DOCUMENT SECTION
Soccer indeed can stir up very strong emotions. Wars have been started or temporarily suspended as a result of soccer matches. People have died or been injured as a result of clashes between soccer fans, and some people have been known to commit suicide when their team did not win the World Cup. Players have been marginalized for the rest of their lives, retired, or even killed for failing to win a game or for committing a crucial mistake that led to the loss of a game. Referees have had to go into hiding for making a call considered unfair.

The lives of entire groups of people around the globe revolve around the performance of their favorite teams, and the productivity of entire regions in certain countries goes up or down depending on whether the local soccer team wins. Certain teams and specific players have become legends. Their names and their feats are enshrined in museums and celebrated in word and song. Certain infamous games or goals or other events during the game where a team was "cheated" of a win, linger in the collective consciousness of countries decades after the fact. Some are even still discussed and analyzed nowadays with computer technology applied to ancient archival footage.

When the national teams play in a World Cup all the activity in certain countries comes to a halt. The streets become deserted. No one works, including the police, which is not a problem because all the criminals are also watching the game. If the team wins there is a huge celebration with people stopping traffic and dancing in the streets. If the team loses the whole country goes into a long period of mourning as though a national catastrophe had occurred.

So many people ask themselves: What is it with Americans? Why haven't they caught the soccer bug like everyone else? Why do they prefer this sport the rest of the world calls "American Football" over soccer? This question is even more relevant if you consider that soccer is the most popular (even more than football) youth participation sport in the United States up to the age of 13.

I have investigated a little and have found that several explanations have been proposed ranging from the plausible to the whimsical. Let's take a look.

1) Not enough scoring

Americans say that watching soccer is like having fun watching the grass grow. They claim that there is not enough scoring for the amount of time that one spends watching the actual game.

The average number of total goals per game in world cup soccer from 1990 onward is about 2 to 3, whereas the average number of touchdowns per NFL football game has seen an uptick in recent years and was 4.92 in 2011. So there are more touchdowns per game in football than goals in soccer. But of course football is not a game of touchdowns; football is a game of points. Each touchdown is 6 points but you also have the option of kicking a field goal for 3 points (of course after a touchdown a team can go for the extra point kick or the 2 point conversion, but this is only after a touchdown). So in this aspect football does have an additional scoring mechanism besides touchdowns that makes it difficult for a game to end up scoreless. The last scoreless game in NFL history was back in 1943, whereas scoreless games in soccer are quite common. To this consideration you also have to add game times. In professional soccer you have 2 halves of 45 minutes for a total of 90 minutes of game time whereas professional football has 4 quarters of 15 minutes each for a total of 60 minutes of game time.

So if scoring is important for Americans, football does come out ahead.

2) Not enough timeouts

Americans like their timeouts and have no patience for a constant action game like soccer.

Image-based layout entries
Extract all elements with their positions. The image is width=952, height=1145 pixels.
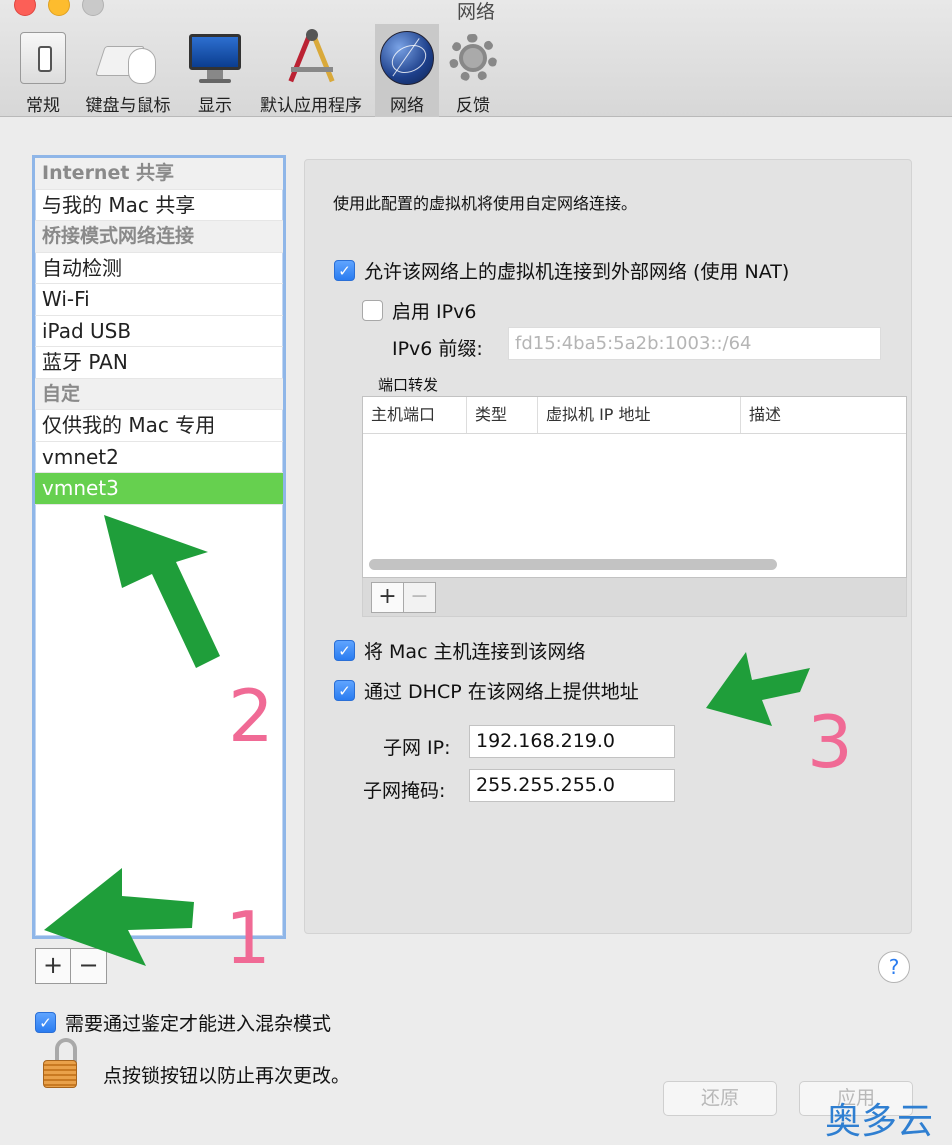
toolbar-item-network[interactable]: 网络	[375, 24, 439, 117]
list-item-vmnet2[interactable]: vmnet2	[35, 442, 283, 473]
general-switch-icon	[20, 32, 66, 84]
default-apps-icon	[283, 29, 339, 87]
watermark-text: 奥多云	[825, 1101, 934, 1142]
network-list-buttons: + −	[35, 948, 107, 984]
keyboard-mouse-icon	[95, 28, 158, 88]
subnet-mask-field[interactable]: 255.255.255.0	[469, 769, 675, 802]
promiscuous-label: 需要通过鉴定才能进入混杂模式	[65, 1013, 332, 1035]
lock-hint-text: 点按锁按钮以防止再次更改。	[103, 1065, 351, 1087]
nat-checkbox[interactable]: ✓	[334, 260, 355, 281]
toolbar-label: 常规	[26, 96, 60, 116]
subnet-ip-field[interactable]: 192.168.219.0	[469, 725, 675, 758]
display-icon	[187, 30, 243, 86]
list-item-ipad-usb[interactable]: iPad USB	[35, 316, 283, 347]
ipv6-label: 启用 IPv6	[392, 301, 477, 323]
add-port-forward-button[interactable]: +	[371, 582, 404, 613]
port-forwarding-buttons: + −	[362, 578, 907, 617]
annotation-number-3: 3	[807, 700, 853, 784]
list-item-bluetooth-pan[interactable]: 蓝牙 PAN	[35, 347, 283, 379]
annotation-number-2: 2	[228, 674, 274, 758]
network-globe-icon	[380, 31, 434, 85]
nat-label: 允许该网络上的虚拟机连接到外部网络 (使用 NAT)	[364, 261, 790, 283]
add-network-button[interactable]: +	[35, 948, 71, 984]
section-header-bridged: 桥接模式网络连接	[35, 221, 283, 253]
preferences-toolbar: 网络 常规 键盘与鼠标 显示 默认应用程序 网络 反馈	[0, 0, 952, 117]
ipv6-prefix-field: fd15:4ba5:5a2b:1003::/64	[508, 327, 881, 360]
dhcp-label: 通过 DHCP 在该网络上提供地址	[364, 681, 639, 703]
list-item-autodetect[interactable]: 自动检测	[35, 253, 283, 284]
toolbar-item-keyboard-mouse[interactable]: 键盘与鼠标	[80, 24, 176, 117]
remove-port-forward-button[interactable]: −	[403, 582, 436, 613]
section-header-internet-sharing: Internet 共享	[35, 158, 283, 190]
subnet-mask-label: 子网掩码:	[363, 780, 446, 802]
pane-description: 使用此配置的虚拟机将使用自定网络连接。	[333, 194, 638, 213]
promiscuous-option[interactable]: ✓ 需要通过鉴定才能进入混杂模式	[35, 1009, 331, 1036]
connect-host-checkbox[interactable]: ✓	[334, 640, 355, 661]
ipv6-prefix-label: IPv6 前缀:	[392, 338, 483, 360]
dhcp-option[interactable]: ✓ 通过 DHCP 在该网络上提供地址	[334, 677, 639, 704]
feedback-gear-icon	[445, 30, 501, 86]
window-title: 网络	[456, 1, 495, 23]
toolbar-label: 反馈	[456, 96, 490, 116]
ipv6-option[interactable]: 启用 IPv6	[362, 297, 476, 324]
help-button[interactable]: ?	[878, 951, 910, 983]
annotation-number-1: 1	[225, 896, 271, 980]
toolbar-item-display[interactable]: 显示	[186, 24, 244, 117]
toolbar-item-general[interactable]: 常规	[14, 24, 72, 117]
horizontal-scrollbar[interactable]	[369, 559, 777, 570]
toolbar-label: 键盘与鼠标	[85, 96, 171, 116]
list-item-vmnet3[interactable]: vmnet3	[35, 473, 283, 505]
column-type[interactable]: 类型	[467, 397, 538, 433]
column-vm-ip[interactable]: 虚拟机 IP 地址	[538, 397, 741, 433]
connect-host-label: 将 Mac 主机连接到该网络	[364, 641, 586, 663]
list-item-wifi[interactable]: Wi-Fi	[35, 284, 283, 316]
toolbar-label: 网络	[390, 96, 424, 116]
toolbar-label: 显示	[198, 96, 232, 116]
promiscuous-checkbox[interactable]: ✓	[35, 1012, 56, 1033]
subnet-ip-label: 子网 IP:	[383, 737, 451, 759]
toolbar-item-feedback[interactable]: 反馈	[444, 24, 502, 117]
nat-option[interactable]: ✓ 允许该网络上的虚拟机连接到外部网络 (使用 NAT)	[334, 257, 789, 284]
section-header-custom: 自定	[35, 378, 283, 410]
list-item-share-with-mac[interactable]: 与我的 Mac 共享	[35, 190, 283, 221]
port-forwarding-table[interactable]: 主机端口 类型 虚拟机 IP 地址 描述	[362, 396, 907, 578]
revert-button[interactable]: 还原	[663, 1081, 777, 1116]
column-host-port[interactable]: 主机端口	[363, 397, 467, 433]
list-item-private-to-my-mac[interactable]: 仅供我的 Mac 专用	[35, 410, 283, 442]
dhcp-checkbox[interactable]: ✓	[334, 680, 355, 701]
connect-host-option[interactable]: ✓ 将 Mac 主机连接到该网络	[334, 637, 586, 664]
ipv6-checkbox[interactable]	[362, 300, 383, 321]
port-forwarding-label: 端口转发	[378, 376, 439, 394]
remove-network-button[interactable]: −	[71, 948, 107, 984]
toolbar-label: 默认应用程序	[260, 96, 362, 116]
network-list[interactable]: Internet 共享 与我的 Mac 共享 桥接模式网络连接 自动检测 Wi-…	[32, 155, 286, 939]
table-header: 主机端口 类型 虚拟机 IP 地址 描述	[363, 397, 906, 434]
column-description[interactable]: 描述	[741, 397, 906, 433]
toolbar-item-default-apps[interactable]: 默认应用程序	[253, 24, 369, 117]
lock-icon[interactable]	[43, 1038, 83, 1090]
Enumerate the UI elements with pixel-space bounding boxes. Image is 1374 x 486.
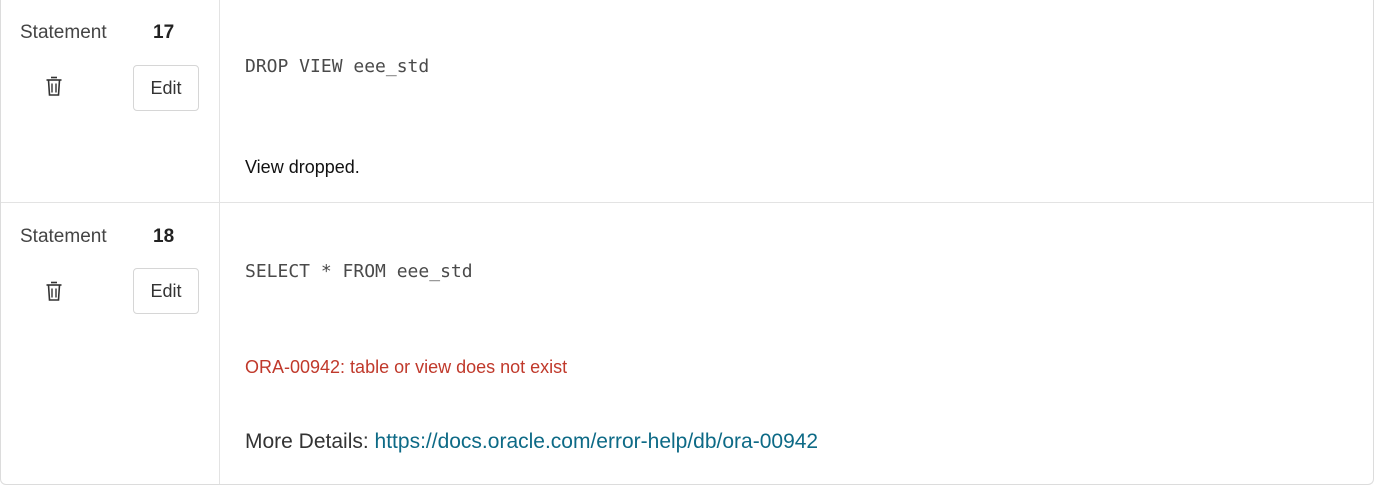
edit-button[interactable]: Edit [133, 268, 199, 314]
statement-content: SELECT * FROM eee_std ORA-00942: table o… [220, 203, 1373, 484]
sql-text: SELECT * FROM eee_std [245, 261, 473, 282]
edit-button[interactable]: Edit [133, 65, 199, 111]
statement-meta: Statement 17 Edit [1, 0, 220, 202]
statement-meta: Statement 18 Edit [1, 203, 220, 484]
statement-row-18: Statement 18 Edit SELECT * FROM eee_std … [1, 203, 1373, 484]
result-message: View dropped. [245, 157, 360, 177]
statement-row-17: Statement 17 Edit DROP VIEW eee_std View… [1, 0, 1373, 203]
statement-label: Statement [20, 22, 107, 43]
statement-label: Statement [20, 226, 107, 247]
more-details-label: More Details: [245, 430, 375, 453]
more-details: More Details: https://docs.oracle.com/er… [245, 430, 818, 454]
statement-number: 18 [153, 226, 175, 247]
sql-text: DROP VIEW eee_std [245, 56, 430, 77]
trash-icon[interactable] [45, 280, 63, 302]
trash-icon[interactable] [45, 75, 63, 97]
error-message: ORA-00942: table or view does not exist [245, 357, 568, 377]
statements-card: Statement 17 Edit DROP VIEW eee_std View… [0, 0, 1374, 485]
statement-number: 17 [153, 22, 175, 43]
error-help-link[interactable]: https://docs.oracle.com/error-help/db/or… [375, 430, 819, 453]
statement-content: DROP VIEW eee_std View dropped. [220, 0, 1373, 202]
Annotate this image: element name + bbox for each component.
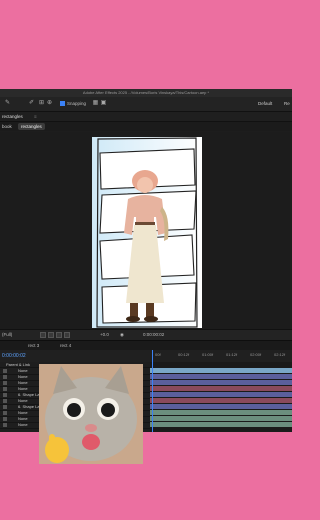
workspace-next[interactable]: Re [284, 100, 290, 108]
snapping-checkbox[interactable] [60, 101, 65, 106]
mask-toggle-icon[interactable] [56, 332, 62, 338]
toolbar: ✎ ✐ ⊞ ⊕ Snapping ▦ ▣ Default Re [0, 97, 292, 112]
ruler-tick: 01:12f [226, 352, 238, 357]
composition-tab[interactable]: rectangles [2, 113, 23, 120]
window-title: Adobe After Effects 2025 - /Volumes/Bori… [0, 89, 292, 97]
tab-rect-3[interactable]: rect 3 [28, 342, 39, 349]
breadcrumb-rectangles[interactable]: rectangles [18, 123, 45, 130]
camera-icon[interactable]: ◉ [120, 331, 124, 339]
anchor-icon[interactable]: ⊕ [46, 100, 53, 107]
timeline-header: 0:00:00:02 00f 00:12f 01:00f 01:12f 02:0… [0, 350, 292, 362]
breadcrumb: book rectangles [0, 122, 292, 131]
layer-visibility-icon[interactable] [3, 411, 7, 415]
snapping-label: Snapping [67, 101, 87, 106]
current-time[interactable]: 0:00:00:02 [2, 352, 26, 360]
composition-canvas[interactable] [92, 137, 202, 328]
composition-viewer[interactable] [0, 132, 292, 329]
timeline-tabs: rect 3 rect 4 [0, 340, 292, 350]
pointer-icon[interactable]: ✎ [4, 100, 11, 107]
viewer-timecode[interactable]: 0:00:00:02 [143, 331, 164, 339]
viewer-controls: (Full) +0.0 ◉ 0:00:00:02 [0, 329, 292, 340]
ruler-tick: 02:00f [250, 352, 262, 357]
transparency-icon[interactable] [64, 332, 70, 338]
panel-menu-icon[interactable]: ≡ [34, 113, 37, 120]
canvas-artwork [92, 137, 202, 328]
layer-duration-bar[interactable] [150, 380, 292, 385]
exposure-value[interactable]: +0.0 [100, 331, 109, 339]
tab-rect-4[interactable]: rect 4 [60, 342, 71, 349]
layer-visibility-icon[interactable] [3, 393, 7, 397]
layer-duration-bar[interactable] [150, 410, 292, 415]
ruler-tick: 01:00f [202, 352, 214, 357]
layer-visibility-icon[interactable] [3, 405, 7, 409]
grid-toggle-icon[interactable] [48, 332, 54, 338]
layer-duration-bar[interactable] [150, 386, 292, 391]
layer-duration-bar[interactable] [150, 404, 292, 409]
layer-visibility-icon[interactable] [3, 399, 7, 403]
layer-visibility-icon[interactable] [3, 375, 7, 379]
layer-bars [150, 362, 292, 432]
layer-duration-bar[interactable] [150, 416, 292, 421]
composition-panel-header: rectangles ≡ [0, 112, 292, 122]
layer-visibility-icon[interactable] [3, 387, 7, 391]
zoom-dropdown[interactable]: (Full) [2, 331, 12, 339]
region-icon[interactable] [40, 332, 46, 338]
layer-duration-bar[interactable] [150, 368, 292, 373]
playhead[interactable] [152, 350, 153, 432]
workspace-default[interactable]: Default [258, 100, 272, 108]
layer-visibility-icon[interactable] [3, 423, 7, 427]
grid-icon[interactable]: ⊞ [38, 100, 45, 107]
snap-option-icon[interactable]: ▦ [92, 100, 99, 107]
ruler-tick: 00f [155, 352, 161, 357]
pen-icon[interactable]: ✐ [28, 100, 35, 107]
layer-duration-bar[interactable] [150, 374, 292, 379]
layer-duration-bar[interactable] [150, 422, 292, 427]
layer-duration-bar[interactable] [150, 398, 292, 403]
snap-option-icon[interactable]: ▣ [100, 100, 107, 107]
cat-sticker [39, 364, 143, 464]
ruler-tick: 02:12f [274, 352, 286, 357]
layer-visibility-icon[interactable] [3, 417, 7, 421]
layer-duration-bar[interactable] [150, 392, 292, 397]
breadcrumb-book[interactable]: book [2, 123, 12, 130]
layer-visibility-icon[interactable] [3, 369, 7, 373]
layer-visibility-icon[interactable] [3, 381, 7, 385]
layer-name: None [18, 422, 28, 427]
ruler-tick: 00:12f [178, 352, 190, 357]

PROBLEM 1
Answer these questions about the text on soccer and Americans:
(a) In what year was the last scoreless game in NFL history played?
(b) Up to what age is soccer the most popular youth participation sport in the United States?
(c) How many minutes of game time does professional football have?
PROBLEM 2
Copy the text on soccer and Americans from "The lives of" up to and including "ancient archival footage.", and replace "legends" with "icons".

RIGHT ANSWER 1
(a) 1943
(b) 13
(c) 60 minutes

RIGHT ANSWER 2
The lives of entire groups of people around the globe revolve around the performance of their favorite teams, and the productivity of entire regions in certain countries goes up or down depending on whether the local soccer team wins. Certain teams and specific players have become icons. Their names and their feats are enshrined in museums and celebrated in word and song. Certain infamous games or goals or other events during the game where a team was "cheated" of a win, linger in the collective consciousness of countries decades after the fact. Some are even still discussed and analyzed nowadays with computer technology applied to ancient archival footage.